═══ DATASET CONTENT ═══

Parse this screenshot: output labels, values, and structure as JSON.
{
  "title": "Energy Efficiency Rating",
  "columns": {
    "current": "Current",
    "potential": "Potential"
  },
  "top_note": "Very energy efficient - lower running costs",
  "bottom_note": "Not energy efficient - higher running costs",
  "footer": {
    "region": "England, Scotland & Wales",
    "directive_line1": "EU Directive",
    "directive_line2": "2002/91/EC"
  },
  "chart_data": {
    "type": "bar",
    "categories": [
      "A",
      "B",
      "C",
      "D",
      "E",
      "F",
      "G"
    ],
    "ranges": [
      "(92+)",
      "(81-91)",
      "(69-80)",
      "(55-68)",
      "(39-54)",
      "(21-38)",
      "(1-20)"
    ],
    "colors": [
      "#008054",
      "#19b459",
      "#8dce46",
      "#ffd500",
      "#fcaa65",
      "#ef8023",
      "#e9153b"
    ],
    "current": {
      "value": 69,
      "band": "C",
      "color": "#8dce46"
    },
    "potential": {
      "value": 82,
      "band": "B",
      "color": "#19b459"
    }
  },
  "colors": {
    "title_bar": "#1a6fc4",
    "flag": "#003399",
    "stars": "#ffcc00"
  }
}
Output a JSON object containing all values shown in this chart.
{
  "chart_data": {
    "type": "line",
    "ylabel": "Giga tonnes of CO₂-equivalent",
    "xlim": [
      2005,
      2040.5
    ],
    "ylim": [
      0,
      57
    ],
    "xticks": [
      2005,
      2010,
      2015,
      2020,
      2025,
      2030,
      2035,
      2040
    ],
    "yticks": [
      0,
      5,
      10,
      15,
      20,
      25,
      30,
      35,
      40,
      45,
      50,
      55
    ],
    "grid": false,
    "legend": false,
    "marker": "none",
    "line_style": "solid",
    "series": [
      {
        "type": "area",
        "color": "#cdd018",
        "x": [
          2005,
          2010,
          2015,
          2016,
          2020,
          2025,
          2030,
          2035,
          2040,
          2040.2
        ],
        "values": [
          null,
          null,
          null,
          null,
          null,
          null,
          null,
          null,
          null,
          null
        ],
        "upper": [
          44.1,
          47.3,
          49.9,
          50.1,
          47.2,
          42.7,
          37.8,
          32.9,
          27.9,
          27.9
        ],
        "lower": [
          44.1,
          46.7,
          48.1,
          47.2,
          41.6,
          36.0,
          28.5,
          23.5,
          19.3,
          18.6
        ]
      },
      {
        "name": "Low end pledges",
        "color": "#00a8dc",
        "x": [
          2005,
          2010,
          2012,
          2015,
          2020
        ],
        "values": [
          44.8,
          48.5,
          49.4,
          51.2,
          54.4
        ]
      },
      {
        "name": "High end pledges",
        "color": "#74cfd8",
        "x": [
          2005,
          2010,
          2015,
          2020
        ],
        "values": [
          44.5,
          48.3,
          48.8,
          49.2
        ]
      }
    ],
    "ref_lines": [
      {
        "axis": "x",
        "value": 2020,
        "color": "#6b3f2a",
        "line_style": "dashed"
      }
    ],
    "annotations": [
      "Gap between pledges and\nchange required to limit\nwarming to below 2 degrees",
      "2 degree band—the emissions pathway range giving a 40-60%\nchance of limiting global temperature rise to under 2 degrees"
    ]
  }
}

═══

■ **TO BE DONE**
Please set down each line of the records exactly as given.

■ **OUTPUT OF THE EXERCISE**
Parse this screenshot: output labels, values, and structure as JSON.
{
  "title": "Energy Efficiency Rating",
  "columns": {
    "current": "Current",
    "potential": "Potential"
  },
  "top_note": "Very energy efficient - lower running costs",
  "bottom_note": "Not energy efficient - higher running costs",
  "footer": {
    "region": "England, Scotland & Wales",
    "directive_line1": "EU Directive",
    "directive_line2": "2002/91/EC"
  },
  "chart_data": {
    "type": "bar",
    "categories": [
      "A",
      "B",
      "C",
      "D",
      "E",
      "F",
      "G"
    ],
    "ranges": [
      "(92+)",
      "(81-91)",
      "(69-80)",
      "(55-68)",
      "(39-54)",
      "(21-38)",
      "(1-20)"
    ],
    "colors": [
      "#008054",
      "#19b459",
      "#8dce46",
      "#ffd500",
      "#fcaa65",
      "#ef8023",
      "#e9153b"
    ],
    "current": {
      "value": 69,
      "band": "C",
      "color": "#8dce46"
    },
    "potential": {
      "value": 82,
      "band": "B",
      "color": "#19b459"
    }
  },
  "colors": {
    "title_bar": "#1a6fc4",
    "flag": "#003399",
    "stars": "#ffcc00"
  }
}
Output a JSON object containing all values shown in this chart.
{
  "chart_data": {
    "type": "line",
    "ylabel": "Giga tonnes of CO₂-equivalent",
    "xlim": [
      2005,
      2040.5
    ],
    "ylim": [
      0,
      57
    ],
    "xticks": [
      2005,
      2010,
      2015,
      2020,
      2025,
      2030,
      2035,
      2040
    ],
    "yticks": [
      0,
      5,
      10,
      15,
      20,
      25,
      30,
      35,
      40,
      45,
      50,
      55
    ],
    "grid": false,
    "legend": false,
    "marker": "none",
    "line_style": "solid",
    "series": [
      {
        "type": "area",
        "color": "#cdd018",
        "x": [
          2005,
          2010,
          2015,
          2016,
          2020,
          2025,
          2030,
          2035,
          2040,
          2040.2
        ],
        "values": [
          null,
          null,
          null,
          null,
          null,
          null,
          null,
          null,
          null,
          null
        ],
        "upper": [
          44.1,
          47.3,
          49.9,
          50.1,
          47.2,
          42.7,
          37.8,
          32.9,
          27.9,
          27.9
        ],
        "lower": [
          44.1,
          46.7,
          48.1,
          47.2,
          41.6,
          36.0,
          28.5,
          23.5,
          19.3,
          18.6
        ]
      },
      {
        "name": "Low end pledges",
        "color": "#00a8dc",
        "x": [
          2005,
          2010,
          2012,
          2015,
          2020
        ],
        "values": [
          44.8,
          48.5,
          49.4,
          51.2,
          54.4
        ]
      },
      {
        "name": "High end pledges",
        "color": "#74cfd8",
        "x": [
          2005,
          2010,
          2015,
          2020
        ],
        "values": [
          44.5,
          48.3,
          48.8,
          49.2
        ]
      }
    ],
    "ref_lines": [
      {
        "axis": "x",
        "value": 2020,
        "color": "#6b3f2a",
        "line_style": "dashed"
      }
    ],
    "annotations": [
      "Gap between pledges and\nchange required to limit\nwarming to below 2 degrees",
      "2 degree band—the emissions pathway range giving a 40-60%\nchance of limiting global temperature rise to under 2 degrees"
    ]
  }
}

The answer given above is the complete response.